_Aim_
Return the listing below word for word.

··········

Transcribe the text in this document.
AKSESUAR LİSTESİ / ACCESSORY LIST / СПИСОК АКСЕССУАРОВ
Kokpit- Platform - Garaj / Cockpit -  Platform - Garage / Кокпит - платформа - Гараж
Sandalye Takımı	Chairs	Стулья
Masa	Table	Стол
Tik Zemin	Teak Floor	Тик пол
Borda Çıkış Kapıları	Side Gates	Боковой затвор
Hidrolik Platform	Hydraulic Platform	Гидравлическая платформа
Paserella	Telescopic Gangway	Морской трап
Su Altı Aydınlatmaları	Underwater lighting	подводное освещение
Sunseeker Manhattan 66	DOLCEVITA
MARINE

··········

_Result below_
Transcribe the text in this document.
AKSESUAR LİSTESİ / ACCESSORY LIST / СПИСОК АКСЕССУАРОВ
Kokpit- Platform - Garaj / Cockpit -  Platform - Garage / Кокпит - платформа - Гараж
Sandalye Takımı	Chairs	Стулья
Masa	Table	Стол
Tik Zemin	Teak Floor	Тик пол
Borda Çıkış Kapıları	Side Gates	Боковой затвор
Hidrolik Platform	Hydraulic Platform	Гидравлическая платформа
Paserella	Telescopic Gangway	Морской трап
Su Altı Aydınlatmaları	Underwater lighting	подводное освещение
Sunseeker Manhattan 66	DOLCEVITA
MARINE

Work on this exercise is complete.